Exercices |
1: Traduisez en anglais cette phrase du texte sur le vide : « Abandonnez cette image classique d'un vide impassible. »
2: D'après le texte sur le vide, comment se comporte le champ électromagnétique mesuré à l'intérieur de la boule vide ?
3: Prolongez le texte sur le vide à partir de sa dernière phrase.

Extrait fourni |
*-*-*

Tout devient possible à partir de rien. Si la physique savait que le vide n'est pas inerte, elle vérifie aujourd'hui qu'il s'agit d'un étrange "éther" recélant de formidables fluctuations électromagnétiques. Lesquelles seraient source d'une énergie infinie qui fait déjà rêver pour révolutionner les nanotechnologies ou propulser des engins spatiaux ! Mieux, l'énergie du vide serait cette "force sombre" qui accélère actuellement l'expansion de l'Univers. Et même la théorie pourrait être unifié par le vide, ce nouveau défi de la science.
Par Hervé Poirier et Valérie Greffoz, Avec Bertrand Villeret

 La Physique se Jette enfin dans le Vide

Cette boule vide représente l'un des problemes théoriques les plus complexes jamais posés à la physique : ce petit espace à l'énergie minimale contient-il vraiment une énergie infinie ?

Depuis toujours, le vide embarrasse la physique, qui préfère le considérer comme un mllieu inerte, passif... bref, un néant. Or, la théorie quantique le décrit comme un milieu vivant, agité d'incroyables fluctuations électromagnétiques. Lesquelles commencent à livrer leurs secrets. Du coup, le vide ne serait pas un problème, mais au contraire une solution...

Prenez une boule creuse. Enlevez toute matière à l'intérieur de ce volume, protégez-le de tout rayonnement extérieur et baissez la température au zéro absolu pour éviter tout rayonnement de chaleur. L'énergie de la boule est alors minimale. Autrement dit, la boule est vide. Imaginez maintenant ce qui se passe à l'intérieur de cette boule vide. Rien ? Vous pensez que tout y est calme et figé, silencieux, apaisé ? Détrompez-vous ! Abandonnez cette image classique d'un vide impassible.
Toute vacuité abrite un maelström ! Une preuve ? Mesurez le champ électromagnétique en tout point à l'intérieur de la boule : eh bien, il fluctue de façon chaotique et spontanée autour de zero. L'électroencéphalogramme n'est jamais totalement plat. Le vide est vivant. Pourtant, jusqu'à présent, ce milieu a principalement été exploité pour ses qualités inertes. C'est parce que l'on considère qu'il ne s'y passe rien que le vide est dans les emballages, les ampoules ou dans les enceintes de fabrication des circuits intégrés. C'est pour son caractère passif qu'Einstein l'a intégré dans sa théorie. Et c'est au néant que nous nous référons lorsque nous l'invoquons dans nos pensées. Mais depuis quelques années, les choses sont en train de changer.

*-*-*

Matériel fourni |

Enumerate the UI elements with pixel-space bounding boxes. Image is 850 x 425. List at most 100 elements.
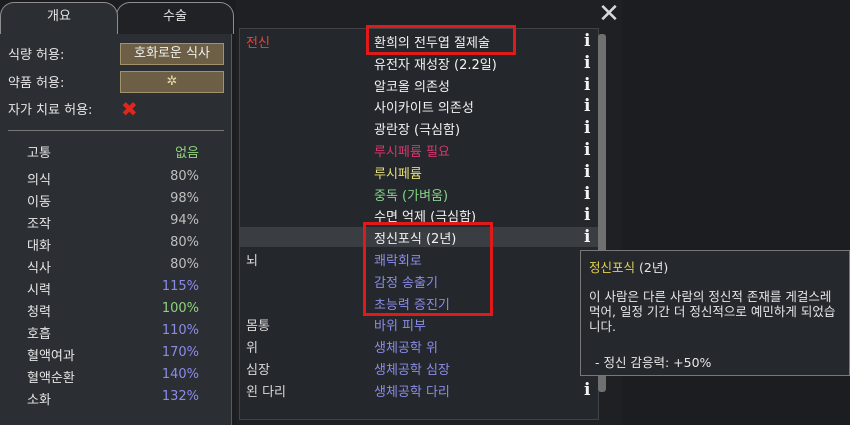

*-*-*

Réponses par exercice |
1: Abandon this classic image of an impassive vacuum.

2: Il fluctue de façon chaotique et spontanée autour de zéro.

3:
Les physiciens savent en fait depuis 80 ans que le vide, ce n'est pas rien : l'existence de ces fluctuations électromagnétiques du vide à l'intérieur de la boule est parfaitement prévue par la théorie quantique, qui décrit le comportement des phénomènes microscopiques. C'est même une conséquence directe d'un des piliers de cette théorie, le fameux principe d'incertitude d'Heisenberg, énoncé en 1925 par le célèbre physicien allemand. Appliqué à une particule, ce principe stipule que la position et la vitesse de celle-ci ne peuvent être précisément et simultanément connues. Et, appliqué au champ électromagnétique dans le vide, il interdit d'annuler totalement et simultanément les champs électrique et magnétique. D'où les fluctuations.
Oui, mais un gros problème survient dès que l'on cherche à savoir combien d'énergie électromagnétique est contenue dans notre petite boule vide, une question bien naturelle pour un physicien. Pour cela, il faut décomposer l'électroencéphalogramme du champ en une somme infinie de vibrations régulières aux longueurs d'onde de plus en plus petites, l'énergie totale s'obtenant en ajoutant les énergies de chacune de ces pulsations de base (méthode de calcul traditionnelle appelée "décomposition en série de Fourier").

LE VIDE : UN DÉFI POUR LA PENSÉE
Albert Einstein a débarrassé la physique de son "éther". Pour autant, selon lui, "le vide ne jouit pas d'une existence indépendante vis-à-vis de ce qui remplit l'espace".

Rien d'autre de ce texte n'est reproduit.